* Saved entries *
----

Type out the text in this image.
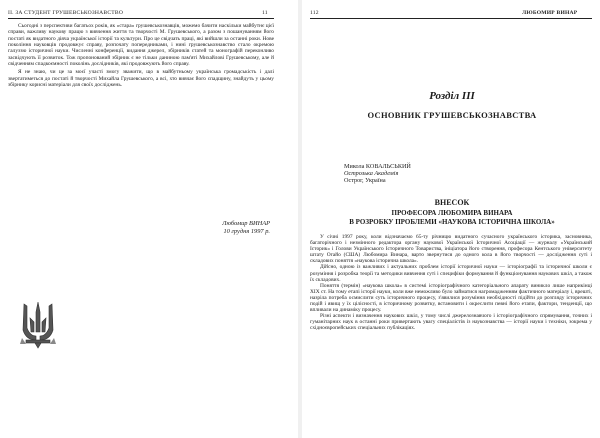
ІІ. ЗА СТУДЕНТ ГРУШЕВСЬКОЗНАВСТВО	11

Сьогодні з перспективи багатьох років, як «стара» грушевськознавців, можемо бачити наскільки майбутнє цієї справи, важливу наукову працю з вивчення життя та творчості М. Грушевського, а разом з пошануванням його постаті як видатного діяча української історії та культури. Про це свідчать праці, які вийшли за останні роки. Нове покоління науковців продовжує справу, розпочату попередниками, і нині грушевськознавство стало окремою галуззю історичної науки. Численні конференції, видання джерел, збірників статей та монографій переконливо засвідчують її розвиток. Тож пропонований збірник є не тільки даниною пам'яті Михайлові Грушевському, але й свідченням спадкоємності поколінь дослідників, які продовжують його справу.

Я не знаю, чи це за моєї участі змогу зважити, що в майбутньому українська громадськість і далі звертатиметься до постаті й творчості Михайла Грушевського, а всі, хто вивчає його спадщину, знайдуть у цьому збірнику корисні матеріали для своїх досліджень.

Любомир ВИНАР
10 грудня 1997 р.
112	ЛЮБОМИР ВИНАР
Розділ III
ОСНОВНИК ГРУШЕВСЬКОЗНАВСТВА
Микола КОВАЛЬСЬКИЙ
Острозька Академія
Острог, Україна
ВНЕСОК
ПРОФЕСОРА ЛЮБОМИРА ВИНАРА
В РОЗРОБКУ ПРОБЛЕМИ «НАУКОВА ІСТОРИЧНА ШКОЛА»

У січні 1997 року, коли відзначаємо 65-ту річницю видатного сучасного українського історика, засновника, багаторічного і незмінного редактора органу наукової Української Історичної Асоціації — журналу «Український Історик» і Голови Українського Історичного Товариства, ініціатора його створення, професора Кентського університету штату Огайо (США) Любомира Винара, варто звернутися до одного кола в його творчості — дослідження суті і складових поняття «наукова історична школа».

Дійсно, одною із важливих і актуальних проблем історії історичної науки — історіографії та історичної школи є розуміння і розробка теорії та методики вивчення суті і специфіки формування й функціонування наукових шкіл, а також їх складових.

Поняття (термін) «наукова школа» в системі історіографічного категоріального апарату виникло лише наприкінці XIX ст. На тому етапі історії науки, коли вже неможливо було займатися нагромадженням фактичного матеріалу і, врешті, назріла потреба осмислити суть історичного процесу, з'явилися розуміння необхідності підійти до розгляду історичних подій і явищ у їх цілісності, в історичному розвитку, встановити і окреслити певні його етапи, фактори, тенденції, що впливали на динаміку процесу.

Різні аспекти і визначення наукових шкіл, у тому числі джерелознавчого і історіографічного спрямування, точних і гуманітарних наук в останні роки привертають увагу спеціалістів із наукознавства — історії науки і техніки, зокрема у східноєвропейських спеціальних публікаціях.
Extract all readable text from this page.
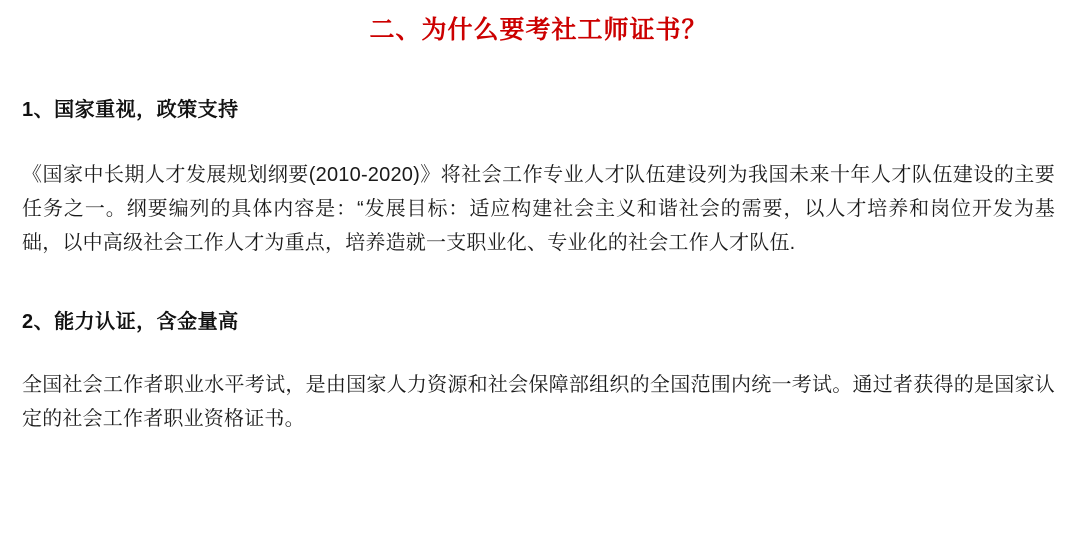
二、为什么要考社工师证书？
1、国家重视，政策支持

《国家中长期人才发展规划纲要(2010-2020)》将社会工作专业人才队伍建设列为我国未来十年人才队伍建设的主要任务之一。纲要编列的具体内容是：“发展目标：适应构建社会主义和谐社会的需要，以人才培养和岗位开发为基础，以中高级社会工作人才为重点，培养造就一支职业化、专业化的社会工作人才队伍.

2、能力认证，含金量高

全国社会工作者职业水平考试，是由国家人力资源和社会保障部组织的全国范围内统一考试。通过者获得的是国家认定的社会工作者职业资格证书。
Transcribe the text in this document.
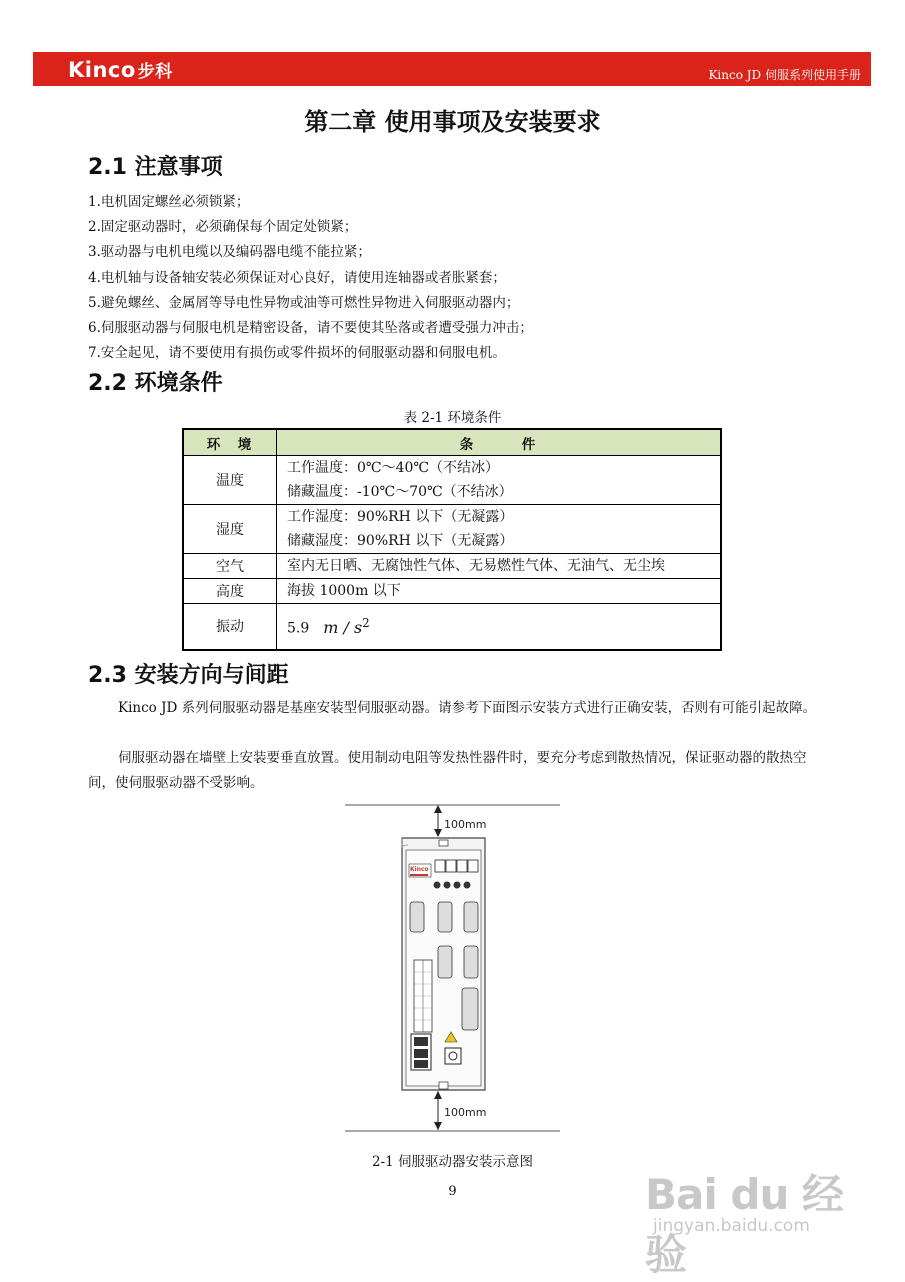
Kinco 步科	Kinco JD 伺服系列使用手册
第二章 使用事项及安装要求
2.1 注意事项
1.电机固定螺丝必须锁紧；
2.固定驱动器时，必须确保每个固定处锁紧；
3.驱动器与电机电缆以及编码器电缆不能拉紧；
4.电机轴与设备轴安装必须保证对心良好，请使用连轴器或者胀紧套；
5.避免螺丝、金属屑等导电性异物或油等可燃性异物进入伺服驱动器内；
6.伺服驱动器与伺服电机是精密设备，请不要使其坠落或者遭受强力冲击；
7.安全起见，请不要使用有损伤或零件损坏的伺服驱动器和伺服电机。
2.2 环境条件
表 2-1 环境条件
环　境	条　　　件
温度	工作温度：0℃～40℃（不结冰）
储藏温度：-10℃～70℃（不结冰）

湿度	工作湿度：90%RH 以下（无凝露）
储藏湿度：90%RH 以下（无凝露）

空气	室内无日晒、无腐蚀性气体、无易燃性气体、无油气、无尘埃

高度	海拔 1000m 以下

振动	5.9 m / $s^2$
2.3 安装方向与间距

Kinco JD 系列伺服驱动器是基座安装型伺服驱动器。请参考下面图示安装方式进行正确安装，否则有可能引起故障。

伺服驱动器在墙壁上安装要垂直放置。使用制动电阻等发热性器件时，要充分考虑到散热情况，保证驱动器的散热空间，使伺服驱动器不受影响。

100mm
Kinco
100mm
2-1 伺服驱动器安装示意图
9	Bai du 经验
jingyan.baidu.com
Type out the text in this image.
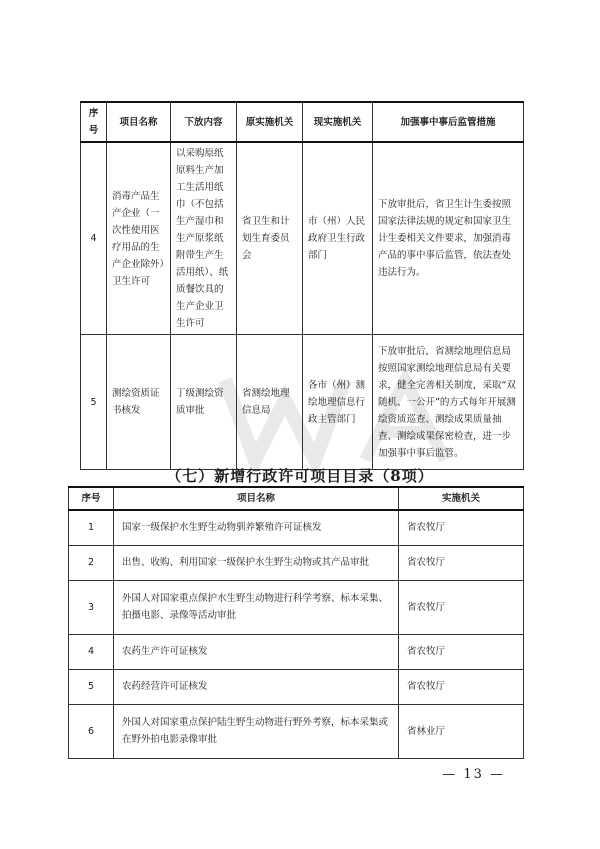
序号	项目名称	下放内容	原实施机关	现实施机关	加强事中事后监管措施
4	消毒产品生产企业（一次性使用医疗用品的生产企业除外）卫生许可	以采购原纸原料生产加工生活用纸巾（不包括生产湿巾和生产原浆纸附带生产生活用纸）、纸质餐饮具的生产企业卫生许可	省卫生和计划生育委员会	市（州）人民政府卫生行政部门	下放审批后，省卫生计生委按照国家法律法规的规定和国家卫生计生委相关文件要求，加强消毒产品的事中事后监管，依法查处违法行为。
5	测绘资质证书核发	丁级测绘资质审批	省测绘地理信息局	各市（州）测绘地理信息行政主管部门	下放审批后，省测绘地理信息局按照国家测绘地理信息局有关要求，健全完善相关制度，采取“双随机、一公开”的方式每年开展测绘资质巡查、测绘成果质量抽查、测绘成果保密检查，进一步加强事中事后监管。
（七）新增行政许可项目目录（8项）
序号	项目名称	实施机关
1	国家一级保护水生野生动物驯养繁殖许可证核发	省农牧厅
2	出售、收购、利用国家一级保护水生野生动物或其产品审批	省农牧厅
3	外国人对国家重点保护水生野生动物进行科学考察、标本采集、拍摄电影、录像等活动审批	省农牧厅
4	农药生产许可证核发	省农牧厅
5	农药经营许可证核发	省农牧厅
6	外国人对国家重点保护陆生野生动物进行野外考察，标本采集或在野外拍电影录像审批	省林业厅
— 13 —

----

Copy each line above precisely, dropping the pictures.

* Exercise result *
Type out the text in this image.
ІІ. ЗА СТУДЕНТ ГРУШЕВСЬКОЗНАВСТВО	11

Сьогодні з перспективи багатьох років, як «стара» грушевськознавців, можемо бачити наскільки майбутнє цієї справи, важливу наукову працю з вивчення життя та творчості М. Грушевського, а разом з пошануванням його постаті як видатного діяча української історії та культури. Про це свідчать праці, які вийшли за останні роки. Нове покоління науковців продовжує справу, розпочату попередниками, і нині грушевськознавство стало окремою галуззю історичної науки. Численні конференції, видання джерел, збірників статей та монографій переконливо засвідчують її розвиток. Тож пропонований збірник є не тільки даниною пам'яті Михайлові Грушевському, але й свідченням спадкоємності поколінь дослідників, які продовжують його справу.

Я не знаю, чи це за моєї участі змогу зважити, що в майбутньому українська громадськість і далі звертатиметься до постаті й творчості Михайла Грушевського, а всі, хто вивчає його спадщину, знайдуть у цьому збірнику корисні матеріали для своїх досліджень.

Любомир ВИНАР
10 грудня 1997 р.
112	ЛЮБОМИР ВИНАР
Розділ III
ОСНОВНИК ГРУШЕВСЬКОЗНАВСТВА
Микола КОВАЛЬСЬКИЙ
Острозька Академія
Острог, Україна
ВНЕСОК
ПРОФЕСОРА ЛЮБОМИРА ВИНАРА
В РОЗРОБКУ ПРОБЛЕМИ «НАУКОВА ІСТОРИЧНА ШКОЛА»

У січні 1997 року, коли відзначаємо 65-ту річницю видатного сучасного українського історика, засновника, багаторічного і незмінного редактора органу наукової Української Історичної Асоціації — журналу «Український Історик» і Голови Українського Історичного Товариства, ініціатора його створення, професора Кентського університету штату Огайо (США) Любомира Винара, варто звернутися до одного кола в його творчості — дослідження суті і складових поняття «наукова історична школа».

Дійсно, одною із важливих і актуальних проблем історії історичної науки — історіографії та історичної школи є розуміння і розробка теорії та методики вивчення суті і специфіки формування й функціонування наукових шкіл, а також їх складових.

Поняття (термін) «наукова школа» в системі історіографічного категоріального апарату виникло лише наприкінці XIX ст. На тому етапі історії науки, коли вже неможливо було займатися нагромадженням фактичного матеріалу і, врешті, назріла потреба осмислити суть історичного процесу, з'явилися розуміння необхідності підійти до розгляду історичних подій і явищ у їх цілісності, в історичному розвитку, встановити і окреслити певні його етапи, фактори, тенденції, що впливали на динаміку процесу.

Різні аспекти і визначення наукових шкіл, у тому числі джерелознавчого і історіографічного спрямування, точних і гуманітарних наук в останні роки привертають увагу спеціалістів із наукознавства — історії науки і техніки, зокрема у східноєвропейських спеціальних публікаціях.
Extract all readable text from this page.
二、为什么要考社工师证书？
1、国家重视，政策支持

《国家中长期人才发展规划纲要(2010-2020)》将社会工作专业人才队伍建设列为我国未来十年人才队伍建设的主要任务之一。纲要编列的具体内容是：“发展目标：适应构建社会主义和谐社会的需要，以人才培养和岗位开发为基础，以中高级社会工作人才为重点，培养造就一支职业化、专业化的社会工作人才队伍.

2、能力认证，含金量高

全国社会工作者职业水平考试，是由国家人力资源和社会保障部组织的全国范围内统一考试。通过者获得的是国家认定的社会工作者职业资格证书。
Transcribe the text in this document.
Kinco 步科	Kinco JD 伺服系列使用手册
第二章 使用事项及安装要求
2.1 注意事项
1.电机固定螺丝必须锁紧；
2.固定驱动器时，必须确保每个固定处锁紧；
3.驱动器与电机电缆以及编码器电缆不能拉紧；
4.电机轴与设备轴安装必须保证对心良好，请使用连轴器或者胀紧套；
5.避免螺丝、金属屑等导电性异物或油等可燃性异物进入伺服驱动器内；
6.伺服驱动器与伺服电机是精密设备，请不要使其坠落或者遭受强力冲击；
7.安全起见，请不要使用有损伤或零件损坏的伺服驱动器和伺服电机。
2.2 环境条件
表 2-1 环境条件
环　境	条　　　件
温度	工作温度：0℃～40℃（不结冰）
储藏温度：-10℃～70℃（不结冰）

湿度	工作湿度：90%RH 以下（无凝露）
储藏湿度：90%RH 以下（无凝露）

空气	室内无日晒、无腐蚀性气体、无易燃性气体、无油气、无尘埃

高度	海拔 1000m 以下

振动	5.9 m / $s^2$
2.3 安装方向与间距

Kinco JD 系列伺服驱动器是基座安装型伺服驱动器。请参考下面图示安装方式进行正确安装，否则有可能引起故障。

伺服驱动器在墙壁上安装要垂直放置。使用制动电阻等发热性器件时，要充分考虑到散热情况，保证驱动器的散热空间，使伺服驱动器不受影响。

100mm
Kinco
100mm
2-1 伺服驱动器安装示意图
9	Bai du 经验
jingyan.baidu.com
Type out the text in this image.
序号	项目名称	下放内容	原实施机关	现实施机关	加强事中事后监管措施
4	消毒产品生产企业（一次性使用医疗用品的生产企业除外）卫生许可	以采购原纸原料生产加工生活用纸巾（不包括生产湿巾和生产原浆纸附带生产生活用纸）、纸质餐饮具的生产企业卫生许可	省卫生和计划生育委员会	市（州）人民政府卫生行政部门	下放审批后，省卫生计生委按照国家法律法规的规定和国家卫生计生委相关文件要求，加强消毒产品的事中事后监管，依法查处违法行为。
5	测绘资质证书核发	丁级测绘资质审批	省测绘地理信息局	各市（州）测绘地理信息行政主管部门	下放审批后，省测绘地理信息局按照国家测绘地理信息局有关要求，健全完善相关制度，采取“双随机、一公开”的方式每年开展测绘资质巡查、测绘成果质量抽查、测绘成果保密检查，进一步加强事中事后监管。
（七）新增行政许可项目目录（8项）
序号	项目名称	实施机关
1	国家一级保护水生野生动物驯养繁殖许可证核发	省农牧厅
2	出售、收购、利用国家一级保护水生野生动物或其产品审批	省农牧厅
3	外国人对国家重点保护水生野生动物进行科学考察、标本采集、拍摄电影、录像等活动审批	省农牧厅
4	农药生产许可证核发	省农牧厅
5	农药经营许可证核发	省农牧厅
6	外国人对国家重点保护陆生野生动物进行野外考察，标本采集或在野外拍电影录像审批	省林业厅
— 13 —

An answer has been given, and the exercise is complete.